[Dataset records]
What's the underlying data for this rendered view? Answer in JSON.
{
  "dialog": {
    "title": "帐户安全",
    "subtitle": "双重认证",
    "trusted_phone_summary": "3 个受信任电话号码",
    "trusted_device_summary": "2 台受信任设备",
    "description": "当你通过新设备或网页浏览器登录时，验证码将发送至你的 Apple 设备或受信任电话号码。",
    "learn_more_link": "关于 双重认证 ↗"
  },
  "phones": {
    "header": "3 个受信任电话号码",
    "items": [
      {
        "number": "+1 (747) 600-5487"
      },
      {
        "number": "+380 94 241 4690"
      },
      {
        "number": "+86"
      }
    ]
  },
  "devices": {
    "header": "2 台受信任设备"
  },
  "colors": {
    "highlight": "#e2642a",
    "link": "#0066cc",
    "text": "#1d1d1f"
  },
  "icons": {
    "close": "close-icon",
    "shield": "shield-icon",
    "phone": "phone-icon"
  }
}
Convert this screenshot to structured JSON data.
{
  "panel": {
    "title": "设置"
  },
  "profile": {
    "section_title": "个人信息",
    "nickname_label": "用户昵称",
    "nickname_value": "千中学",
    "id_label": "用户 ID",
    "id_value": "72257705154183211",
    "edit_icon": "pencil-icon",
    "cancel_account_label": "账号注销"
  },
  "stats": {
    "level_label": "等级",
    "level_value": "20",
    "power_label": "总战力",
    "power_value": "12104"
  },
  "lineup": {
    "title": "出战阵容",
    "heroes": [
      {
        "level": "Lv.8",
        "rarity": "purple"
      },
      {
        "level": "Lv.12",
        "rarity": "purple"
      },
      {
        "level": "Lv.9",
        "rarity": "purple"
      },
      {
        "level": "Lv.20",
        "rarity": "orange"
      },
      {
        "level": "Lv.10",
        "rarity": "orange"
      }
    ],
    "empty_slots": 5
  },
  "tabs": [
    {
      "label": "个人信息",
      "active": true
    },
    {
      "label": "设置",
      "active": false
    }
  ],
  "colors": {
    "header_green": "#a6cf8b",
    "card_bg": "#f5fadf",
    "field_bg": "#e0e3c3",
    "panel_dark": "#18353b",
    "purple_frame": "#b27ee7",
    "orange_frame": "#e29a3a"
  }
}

*Directions:* Copy out the material word for word and line for line.

*Reply to the task:*
What's the underlying data for this rendered view? Answer in JSON.
{
  "dialog": {
    "title": "帐户安全",
    "subtitle": "双重认证",
    "trusted_phone_summary": "3 个受信任电话号码",
    "trusted_device_summary": "2 台受信任设备",
    "description": "当你通过新设备或网页浏览器登录时，验证码将发送至你的 Apple 设备或受信任电话号码。",
    "learn_more_link": "关于 双重认证 ↗"
  },
  "phones": {
    "header": "3 个受信任电话号码",
    "items": [
      {
        "number": "+1 (747) 600-5487"
      },
      {
        "number": "+380 94 241 4690"
      },
      {
        "number": "+86"
      }
    ]
  },
  "devices": {
    "header": "2 台受信任设备"
  },
  "colors": {
    "highlight": "#e2642a",
    "link": "#0066cc",
    "text": "#1d1d1f"
  },
  "icons": {
    "close": "close-icon",
    "shield": "shield-icon",
    "phone": "phone-icon"
  }
}
Convert this screenshot to structured JSON data.
{
  "panel": {
    "title": "设置"
  },
  "profile": {
    "section_title": "个人信息",
    "nickname_label": "用户昵称",
    "nickname_value": "千中学",
    "id_label": "用户 ID",
    "id_value": "72257705154183211",
    "edit_icon": "pencil-icon",
    "cancel_account_label": "账号注销"
  },
  "stats": {
    "level_label": "等级",
    "level_value": "20",
    "power_label": "总战力",
    "power_value": "12104"
  },
  "lineup": {
    "title": "出战阵容",
    "heroes": [
      {
        "level": "Lv.8",
        "rarity": "purple"
      },
      {
        "level": "Lv.12",
        "rarity": "purple"
      },
      {
        "level": "Lv.9",
        "rarity": "purple"
      },
      {
        "level": "Lv.20",
        "rarity": "orange"
      },
      {
        "level": "Lv.10",
        "rarity": "orange"
      }
    ],
    "empty_slots": 5
  },
  "tabs": [
    {
      "label": "个人信息",
      "active": true
    },
    {
      "label": "设置",
      "active": false
    }
  ],
  "colors": {
    "header_green": "#a6cf8b",
    "card_bg": "#f5fadf",
    "field_bg": "#e0e3c3",
    "panel_dark": "#18353b",
    "purple_frame": "#b27ee7",
    "orange_frame": "#e29a3a"
  }
}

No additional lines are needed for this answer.